(Figure content listings)
►

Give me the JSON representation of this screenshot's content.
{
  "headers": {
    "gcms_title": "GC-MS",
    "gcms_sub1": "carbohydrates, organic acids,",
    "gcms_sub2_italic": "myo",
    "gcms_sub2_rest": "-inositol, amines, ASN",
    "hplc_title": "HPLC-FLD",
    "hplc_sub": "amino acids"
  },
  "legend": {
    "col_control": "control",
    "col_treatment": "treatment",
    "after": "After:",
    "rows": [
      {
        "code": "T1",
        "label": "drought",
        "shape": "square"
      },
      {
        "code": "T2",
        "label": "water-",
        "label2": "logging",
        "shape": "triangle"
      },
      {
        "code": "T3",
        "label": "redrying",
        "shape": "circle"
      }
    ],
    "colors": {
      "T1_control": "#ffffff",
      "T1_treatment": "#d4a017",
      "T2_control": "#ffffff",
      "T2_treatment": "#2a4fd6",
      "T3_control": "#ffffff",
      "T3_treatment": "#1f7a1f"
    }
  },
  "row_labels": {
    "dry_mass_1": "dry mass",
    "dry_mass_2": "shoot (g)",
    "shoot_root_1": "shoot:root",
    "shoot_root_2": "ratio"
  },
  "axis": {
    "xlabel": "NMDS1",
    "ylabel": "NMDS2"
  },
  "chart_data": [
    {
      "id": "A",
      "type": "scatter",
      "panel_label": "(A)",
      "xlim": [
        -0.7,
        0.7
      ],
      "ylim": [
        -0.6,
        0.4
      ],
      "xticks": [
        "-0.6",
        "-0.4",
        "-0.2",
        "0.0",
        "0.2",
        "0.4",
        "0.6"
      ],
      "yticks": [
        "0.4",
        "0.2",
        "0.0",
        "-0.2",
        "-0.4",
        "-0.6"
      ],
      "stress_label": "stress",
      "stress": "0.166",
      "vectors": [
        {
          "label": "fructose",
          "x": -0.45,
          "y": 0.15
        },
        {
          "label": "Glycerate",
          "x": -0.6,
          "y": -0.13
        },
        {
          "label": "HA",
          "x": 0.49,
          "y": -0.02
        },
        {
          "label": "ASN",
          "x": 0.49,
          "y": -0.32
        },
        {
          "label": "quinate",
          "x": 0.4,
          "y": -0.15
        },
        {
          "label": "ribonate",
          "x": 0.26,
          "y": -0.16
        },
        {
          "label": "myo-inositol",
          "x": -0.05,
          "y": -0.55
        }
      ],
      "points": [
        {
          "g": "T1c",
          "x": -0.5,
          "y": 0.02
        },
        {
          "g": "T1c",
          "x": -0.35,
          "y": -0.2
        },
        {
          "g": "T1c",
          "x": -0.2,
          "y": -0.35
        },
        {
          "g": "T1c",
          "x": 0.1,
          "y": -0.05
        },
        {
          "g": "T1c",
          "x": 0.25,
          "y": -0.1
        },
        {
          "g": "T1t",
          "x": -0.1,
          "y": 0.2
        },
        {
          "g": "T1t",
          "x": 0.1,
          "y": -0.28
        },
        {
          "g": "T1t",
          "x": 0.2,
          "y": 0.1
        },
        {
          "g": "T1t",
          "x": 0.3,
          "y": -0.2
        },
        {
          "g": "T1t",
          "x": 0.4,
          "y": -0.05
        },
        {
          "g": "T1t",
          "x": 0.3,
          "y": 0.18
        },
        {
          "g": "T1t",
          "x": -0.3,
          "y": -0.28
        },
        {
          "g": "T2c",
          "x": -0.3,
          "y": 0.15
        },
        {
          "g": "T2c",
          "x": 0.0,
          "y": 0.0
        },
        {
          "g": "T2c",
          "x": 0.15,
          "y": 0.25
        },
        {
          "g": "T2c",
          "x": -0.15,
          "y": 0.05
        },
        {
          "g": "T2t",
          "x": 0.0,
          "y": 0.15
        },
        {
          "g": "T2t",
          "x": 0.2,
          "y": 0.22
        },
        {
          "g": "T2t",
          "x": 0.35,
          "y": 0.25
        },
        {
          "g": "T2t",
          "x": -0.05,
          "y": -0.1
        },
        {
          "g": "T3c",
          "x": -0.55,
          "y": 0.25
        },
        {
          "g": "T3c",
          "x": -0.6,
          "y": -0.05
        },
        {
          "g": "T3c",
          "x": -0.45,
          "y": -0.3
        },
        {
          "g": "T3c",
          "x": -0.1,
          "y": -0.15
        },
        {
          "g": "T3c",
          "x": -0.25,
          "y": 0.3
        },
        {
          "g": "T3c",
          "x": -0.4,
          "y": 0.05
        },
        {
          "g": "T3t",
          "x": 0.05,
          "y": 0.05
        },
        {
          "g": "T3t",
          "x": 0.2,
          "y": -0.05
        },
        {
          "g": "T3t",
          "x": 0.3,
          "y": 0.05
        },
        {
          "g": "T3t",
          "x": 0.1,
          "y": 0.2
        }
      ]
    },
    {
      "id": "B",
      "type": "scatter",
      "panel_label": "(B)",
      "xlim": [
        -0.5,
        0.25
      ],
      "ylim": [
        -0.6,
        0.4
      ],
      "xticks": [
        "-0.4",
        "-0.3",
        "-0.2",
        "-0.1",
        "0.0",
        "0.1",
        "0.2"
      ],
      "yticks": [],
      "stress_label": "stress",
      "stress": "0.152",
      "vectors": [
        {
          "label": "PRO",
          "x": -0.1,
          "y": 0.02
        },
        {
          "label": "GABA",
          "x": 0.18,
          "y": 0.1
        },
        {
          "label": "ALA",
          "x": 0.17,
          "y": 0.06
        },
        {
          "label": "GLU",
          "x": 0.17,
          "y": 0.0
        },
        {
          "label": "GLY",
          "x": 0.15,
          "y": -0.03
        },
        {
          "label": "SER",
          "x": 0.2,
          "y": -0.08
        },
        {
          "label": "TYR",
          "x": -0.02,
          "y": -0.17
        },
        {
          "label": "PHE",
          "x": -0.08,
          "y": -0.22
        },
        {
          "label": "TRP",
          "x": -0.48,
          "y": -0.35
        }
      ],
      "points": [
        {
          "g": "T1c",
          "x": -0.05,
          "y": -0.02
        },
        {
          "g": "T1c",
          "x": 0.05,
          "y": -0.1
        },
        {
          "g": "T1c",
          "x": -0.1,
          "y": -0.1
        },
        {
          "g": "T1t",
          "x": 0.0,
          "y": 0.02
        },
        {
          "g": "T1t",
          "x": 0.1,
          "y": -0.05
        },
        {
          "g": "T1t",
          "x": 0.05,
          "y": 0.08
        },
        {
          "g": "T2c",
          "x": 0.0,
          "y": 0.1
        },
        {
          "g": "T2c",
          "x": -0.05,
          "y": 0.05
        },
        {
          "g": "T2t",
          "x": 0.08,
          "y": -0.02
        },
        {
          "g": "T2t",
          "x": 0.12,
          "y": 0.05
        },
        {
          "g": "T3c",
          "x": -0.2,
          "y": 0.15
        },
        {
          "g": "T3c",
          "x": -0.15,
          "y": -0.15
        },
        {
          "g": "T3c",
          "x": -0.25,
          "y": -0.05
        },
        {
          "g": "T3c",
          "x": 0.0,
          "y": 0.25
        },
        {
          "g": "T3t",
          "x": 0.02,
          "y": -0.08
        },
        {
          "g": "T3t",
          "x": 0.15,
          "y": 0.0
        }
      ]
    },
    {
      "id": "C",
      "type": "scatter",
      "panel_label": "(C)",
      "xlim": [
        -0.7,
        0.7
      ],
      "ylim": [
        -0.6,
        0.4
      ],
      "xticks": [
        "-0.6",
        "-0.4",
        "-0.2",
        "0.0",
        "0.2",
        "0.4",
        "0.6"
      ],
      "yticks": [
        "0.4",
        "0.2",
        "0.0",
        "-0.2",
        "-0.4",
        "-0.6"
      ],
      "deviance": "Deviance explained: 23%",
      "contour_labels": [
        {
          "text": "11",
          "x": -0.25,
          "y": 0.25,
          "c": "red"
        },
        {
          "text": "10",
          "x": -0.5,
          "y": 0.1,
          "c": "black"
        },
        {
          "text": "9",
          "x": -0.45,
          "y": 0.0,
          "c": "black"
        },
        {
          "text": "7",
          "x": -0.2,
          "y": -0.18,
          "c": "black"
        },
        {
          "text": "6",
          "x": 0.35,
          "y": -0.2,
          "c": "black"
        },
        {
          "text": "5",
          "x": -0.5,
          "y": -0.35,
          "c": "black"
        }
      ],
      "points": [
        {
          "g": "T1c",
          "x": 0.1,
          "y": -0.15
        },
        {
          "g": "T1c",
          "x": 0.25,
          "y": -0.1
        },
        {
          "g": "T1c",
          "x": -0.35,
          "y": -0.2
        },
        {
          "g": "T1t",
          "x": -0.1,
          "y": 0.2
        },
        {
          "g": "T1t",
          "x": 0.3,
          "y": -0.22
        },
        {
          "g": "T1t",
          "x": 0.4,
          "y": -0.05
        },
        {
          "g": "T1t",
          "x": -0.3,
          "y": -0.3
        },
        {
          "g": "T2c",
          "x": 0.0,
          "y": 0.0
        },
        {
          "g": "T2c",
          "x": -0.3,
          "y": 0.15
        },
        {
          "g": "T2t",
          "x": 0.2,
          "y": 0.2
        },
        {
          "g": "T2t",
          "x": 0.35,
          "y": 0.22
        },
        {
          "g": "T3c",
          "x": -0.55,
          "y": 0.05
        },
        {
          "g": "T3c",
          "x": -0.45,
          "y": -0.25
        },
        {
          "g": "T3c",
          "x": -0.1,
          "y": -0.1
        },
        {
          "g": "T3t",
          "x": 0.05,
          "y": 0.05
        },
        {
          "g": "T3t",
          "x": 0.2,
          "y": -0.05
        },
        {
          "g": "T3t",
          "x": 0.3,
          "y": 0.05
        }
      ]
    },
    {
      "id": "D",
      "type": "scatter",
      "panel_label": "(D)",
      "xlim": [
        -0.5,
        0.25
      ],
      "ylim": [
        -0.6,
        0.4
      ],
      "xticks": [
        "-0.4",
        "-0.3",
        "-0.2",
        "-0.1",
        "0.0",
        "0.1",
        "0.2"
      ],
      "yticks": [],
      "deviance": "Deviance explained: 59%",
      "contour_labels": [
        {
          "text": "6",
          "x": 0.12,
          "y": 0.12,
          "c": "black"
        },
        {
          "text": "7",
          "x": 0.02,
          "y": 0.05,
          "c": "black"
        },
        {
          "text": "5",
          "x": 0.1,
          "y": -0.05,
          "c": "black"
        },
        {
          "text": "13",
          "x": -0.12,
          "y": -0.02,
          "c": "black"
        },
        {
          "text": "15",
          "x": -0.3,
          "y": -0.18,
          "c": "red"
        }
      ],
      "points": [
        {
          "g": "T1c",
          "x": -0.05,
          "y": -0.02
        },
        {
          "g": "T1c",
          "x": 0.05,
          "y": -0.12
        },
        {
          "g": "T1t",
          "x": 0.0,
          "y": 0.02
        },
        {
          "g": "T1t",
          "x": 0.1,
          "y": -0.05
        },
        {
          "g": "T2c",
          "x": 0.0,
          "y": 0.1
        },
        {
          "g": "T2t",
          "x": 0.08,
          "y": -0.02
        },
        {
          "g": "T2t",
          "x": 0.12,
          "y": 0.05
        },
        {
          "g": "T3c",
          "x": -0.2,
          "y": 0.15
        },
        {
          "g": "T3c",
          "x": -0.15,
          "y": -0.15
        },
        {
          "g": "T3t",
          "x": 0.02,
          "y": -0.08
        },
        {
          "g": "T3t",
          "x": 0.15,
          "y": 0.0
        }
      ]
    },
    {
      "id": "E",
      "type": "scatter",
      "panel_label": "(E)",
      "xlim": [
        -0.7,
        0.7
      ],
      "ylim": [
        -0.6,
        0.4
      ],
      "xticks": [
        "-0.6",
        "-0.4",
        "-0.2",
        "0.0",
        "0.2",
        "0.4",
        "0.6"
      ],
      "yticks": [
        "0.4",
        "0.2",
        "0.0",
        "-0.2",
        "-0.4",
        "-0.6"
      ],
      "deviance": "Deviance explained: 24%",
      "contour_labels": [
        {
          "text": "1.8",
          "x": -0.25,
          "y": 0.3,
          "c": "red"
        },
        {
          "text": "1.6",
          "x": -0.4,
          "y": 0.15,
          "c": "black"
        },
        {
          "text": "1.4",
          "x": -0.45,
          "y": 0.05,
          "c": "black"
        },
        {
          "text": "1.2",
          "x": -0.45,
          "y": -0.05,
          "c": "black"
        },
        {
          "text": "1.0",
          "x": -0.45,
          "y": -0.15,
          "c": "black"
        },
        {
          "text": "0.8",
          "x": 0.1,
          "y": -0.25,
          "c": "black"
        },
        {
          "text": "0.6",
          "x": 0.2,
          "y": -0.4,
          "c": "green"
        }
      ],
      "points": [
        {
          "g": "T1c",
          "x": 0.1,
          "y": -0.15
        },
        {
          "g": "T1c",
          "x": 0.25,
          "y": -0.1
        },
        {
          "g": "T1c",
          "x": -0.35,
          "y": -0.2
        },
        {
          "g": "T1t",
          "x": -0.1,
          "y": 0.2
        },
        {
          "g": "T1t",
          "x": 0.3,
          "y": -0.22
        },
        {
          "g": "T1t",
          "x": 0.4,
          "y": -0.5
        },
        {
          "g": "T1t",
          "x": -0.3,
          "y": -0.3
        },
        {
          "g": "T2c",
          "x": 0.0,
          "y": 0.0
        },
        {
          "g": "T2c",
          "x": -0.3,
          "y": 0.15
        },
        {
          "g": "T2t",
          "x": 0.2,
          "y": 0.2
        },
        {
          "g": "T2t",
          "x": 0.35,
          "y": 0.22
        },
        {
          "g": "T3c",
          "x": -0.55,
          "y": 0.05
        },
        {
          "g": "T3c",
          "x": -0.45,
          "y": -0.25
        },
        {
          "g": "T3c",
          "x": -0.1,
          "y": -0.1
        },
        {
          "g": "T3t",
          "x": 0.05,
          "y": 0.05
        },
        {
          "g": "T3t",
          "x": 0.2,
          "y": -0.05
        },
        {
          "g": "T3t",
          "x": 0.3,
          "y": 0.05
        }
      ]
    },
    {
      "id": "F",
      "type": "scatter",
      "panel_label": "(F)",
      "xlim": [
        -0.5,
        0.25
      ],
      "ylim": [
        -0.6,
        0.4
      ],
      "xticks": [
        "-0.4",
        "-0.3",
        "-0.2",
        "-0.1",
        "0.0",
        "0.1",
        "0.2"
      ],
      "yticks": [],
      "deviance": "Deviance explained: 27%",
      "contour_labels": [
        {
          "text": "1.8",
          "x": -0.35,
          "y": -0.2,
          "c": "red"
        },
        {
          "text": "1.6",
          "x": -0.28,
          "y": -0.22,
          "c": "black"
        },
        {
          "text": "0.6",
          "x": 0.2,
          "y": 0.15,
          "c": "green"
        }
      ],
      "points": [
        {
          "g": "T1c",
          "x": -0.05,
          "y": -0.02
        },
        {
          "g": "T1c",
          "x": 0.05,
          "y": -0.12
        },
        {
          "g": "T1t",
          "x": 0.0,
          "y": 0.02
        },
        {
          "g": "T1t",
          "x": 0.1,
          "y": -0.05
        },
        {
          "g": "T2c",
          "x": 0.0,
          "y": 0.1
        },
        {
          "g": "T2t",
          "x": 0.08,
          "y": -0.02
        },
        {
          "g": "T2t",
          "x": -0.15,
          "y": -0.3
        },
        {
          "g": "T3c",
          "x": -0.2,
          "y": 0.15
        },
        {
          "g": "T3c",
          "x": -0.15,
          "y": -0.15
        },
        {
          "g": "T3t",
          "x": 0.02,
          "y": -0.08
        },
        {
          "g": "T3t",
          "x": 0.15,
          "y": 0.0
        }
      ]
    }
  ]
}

◄

Scan the material above for the string "acids" and return the lines that hold it.

CORRECT RESPONSE:
    "gcms_sub1": "carbohydrates, organic acids,",
    "hplc_sub": "amino acids"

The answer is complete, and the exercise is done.